— Material supplied —
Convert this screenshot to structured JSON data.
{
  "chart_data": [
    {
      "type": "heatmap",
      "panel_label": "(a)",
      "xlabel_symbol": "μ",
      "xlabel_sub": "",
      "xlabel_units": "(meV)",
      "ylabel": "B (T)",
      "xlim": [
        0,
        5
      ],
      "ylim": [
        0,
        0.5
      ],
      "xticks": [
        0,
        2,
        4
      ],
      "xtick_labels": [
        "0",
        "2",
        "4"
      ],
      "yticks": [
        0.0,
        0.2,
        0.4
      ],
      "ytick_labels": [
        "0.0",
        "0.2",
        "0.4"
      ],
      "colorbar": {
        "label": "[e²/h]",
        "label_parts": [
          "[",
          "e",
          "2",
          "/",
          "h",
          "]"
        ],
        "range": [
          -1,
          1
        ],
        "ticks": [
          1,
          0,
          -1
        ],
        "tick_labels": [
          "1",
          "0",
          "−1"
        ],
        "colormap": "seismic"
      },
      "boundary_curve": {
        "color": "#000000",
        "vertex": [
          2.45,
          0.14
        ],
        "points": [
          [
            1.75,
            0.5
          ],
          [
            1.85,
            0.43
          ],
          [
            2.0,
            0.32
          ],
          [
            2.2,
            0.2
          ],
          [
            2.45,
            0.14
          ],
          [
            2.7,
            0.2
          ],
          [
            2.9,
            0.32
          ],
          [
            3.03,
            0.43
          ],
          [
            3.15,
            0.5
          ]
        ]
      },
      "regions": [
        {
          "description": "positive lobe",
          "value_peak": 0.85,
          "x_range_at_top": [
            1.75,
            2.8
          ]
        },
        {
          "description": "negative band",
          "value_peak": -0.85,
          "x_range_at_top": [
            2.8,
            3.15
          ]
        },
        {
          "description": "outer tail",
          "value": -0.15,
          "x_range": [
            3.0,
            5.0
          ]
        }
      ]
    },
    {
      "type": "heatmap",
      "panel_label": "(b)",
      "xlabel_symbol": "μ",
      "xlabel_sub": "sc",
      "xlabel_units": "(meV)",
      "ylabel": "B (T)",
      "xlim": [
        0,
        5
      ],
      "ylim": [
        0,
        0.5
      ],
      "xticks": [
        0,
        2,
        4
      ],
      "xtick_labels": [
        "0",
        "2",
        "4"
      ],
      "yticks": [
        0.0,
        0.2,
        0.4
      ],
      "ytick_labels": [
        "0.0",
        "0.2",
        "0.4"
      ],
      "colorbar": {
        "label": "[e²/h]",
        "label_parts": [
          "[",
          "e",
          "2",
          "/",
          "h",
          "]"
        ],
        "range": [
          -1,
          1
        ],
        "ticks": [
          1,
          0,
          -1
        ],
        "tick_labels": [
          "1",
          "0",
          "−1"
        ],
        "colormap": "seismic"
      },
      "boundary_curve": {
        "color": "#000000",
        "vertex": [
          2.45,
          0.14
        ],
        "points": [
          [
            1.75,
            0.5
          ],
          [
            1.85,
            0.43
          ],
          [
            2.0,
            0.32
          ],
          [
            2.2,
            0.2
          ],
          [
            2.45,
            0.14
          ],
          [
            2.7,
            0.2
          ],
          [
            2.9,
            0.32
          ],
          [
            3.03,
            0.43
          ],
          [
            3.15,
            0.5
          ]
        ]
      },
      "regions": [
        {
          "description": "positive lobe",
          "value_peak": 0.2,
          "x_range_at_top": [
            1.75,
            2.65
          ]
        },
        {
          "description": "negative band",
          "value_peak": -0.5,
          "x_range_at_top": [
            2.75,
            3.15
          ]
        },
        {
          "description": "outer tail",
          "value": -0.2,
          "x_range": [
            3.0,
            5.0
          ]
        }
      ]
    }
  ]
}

— What to produce —
Repeat the preceding lines exactly, please, every one of them.

— Result of this exercise —
Convert this screenshot to structured JSON data.
{
  "chart_data": [
    {
      "type": "heatmap",
      "panel_label": "(a)",
      "xlabel_symbol": "μ",
      "xlabel_sub": "",
      "xlabel_units": "(meV)",
      "ylabel": "B (T)",
      "xlim": [
        0,
        5
      ],
      "ylim": [
        0,
        0.5
      ],
      "xticks": [
        0,
        2,
        4
      ],
      "xtick_labels": [
        "0",
        "2",
        "4"
      ],
      "yticks": [
        0.0,
        0.2,
        0.4
      ],
      "ytick_labels": [
        "0.0",
        "0.2",
        "0.4"
      ],
      "colorbar": {
        "label": "[e²/h]",
        "label_parts": [
          "[",
          "e",
          "2",
          "/",
          "h",
          "]"
        ],
        "range": [
          -1,
          1
        ],
        "ticks": [
          1,
          0,
          -1
        ],
        "tick_labels": [
          "1",
          "0",
          "−1"
        ],
        "colormap": "seismic"
      },
      "boundary_curve": {
        "color": "#000000",
        "vertex": [
          2.45,
          0.14
        ],
        "points": [
          [
            1.75,
            0.5
          ],
          [
            1.85,
            0.43
          ],
          [
            2.0,
            0.32
          ],
          [
            2.2,
            0.2
          ],
          [
            2.45,
            0.14
          ],
          [
            2.7,
            0.2
          ],
          [
            2.9,
            0.32
          ],
          [
            3.03,
            0.43
          ],
          [
            3.15,
            0.5
          ]
        ]
      },
      "regions": [
        {
          "description": "positive lobe",
          "value_peak": 0.85,
          "x_range_at_top": [
            1.75,
            2.8
          ]
        },
        {
          "description": "negative band",
          "value_peak": -0.85,
          "x_range_at_top": [
            2.8,
            3.15
          ]
        },
        {
          "description": "outer tail",
          "value": -0.15,
          "x_range": [
            3.0,
            5.0
          ]
        }
      ]
    },
    {
      "type": "heatmap",
      "panel_label": "(b)",
      "xlabel_symbol": "μ",
      "xlabel_sub": "sc",
      "xlabel_units": "(meV)",
      "ylabel": "B (T)",
      "xlim": [
        0,
        5
      ],
      "ylim": [
        0,
        0.5
      ],
      "xticks": [
        0,
        2,
        4
      ],
      "xtick_labels": [
        "0",
        "2",
        "4"
      ],
      "yticks": [
        0.0,
        0.2,
        0.4
      ],
      "ytick_labels": [
        "0.0",
        "0.2",
        "0.4"
      ],
      "colorbar": {
        "label": "[e²/h]",
        "label_parts": [
          "[",
          "e",
          "2",
          "/",
          "h",
          "]"
        ],
        "range": [
          -1,
          1
        ],
        "ticks": [
          1,
          0,
          -1
        ],
        "tick_labels": [
          "1",
          "0",
          "−1"
        ],
        "colormap": "seismic"
      },
      "boundary_curve": {
        "color": "#000000",
        "vertex": [
          2.45,
          0.14
        ],
        "points": [
          [
            1.75,
            0.5
          ],
          [
            1.85,
            0.43
          ],
          [
            2.0,
            0.32
          ],
          [
            2.2,
            0.2
          ],
          [
            2.45,
            0.14
          ],
          [
            2.7,
            0.2
          ],
          [
            2.9,
            0.32
          ],
          [
            3.03,
            0.43
          ],
          [
            3.15,
            0.5
          ]
        ]
      },
      "regions": [
        {
          "description": "positive lobe",
          "value_peak": 0.2,
          "x_range_at_top": [
            1.75,
            2.65
          ]
        },
        {
          "description": "negative band",
          "value_peak": -0.5,
          "x_range_at_top": [
            2.75,
            3.15
          ]
        },
        {
          "description": "outer tail",
          "value": -0.2,
          "x_range": [
            3.0,
            5.0
          ]
        }
      ]
    }
  ]
}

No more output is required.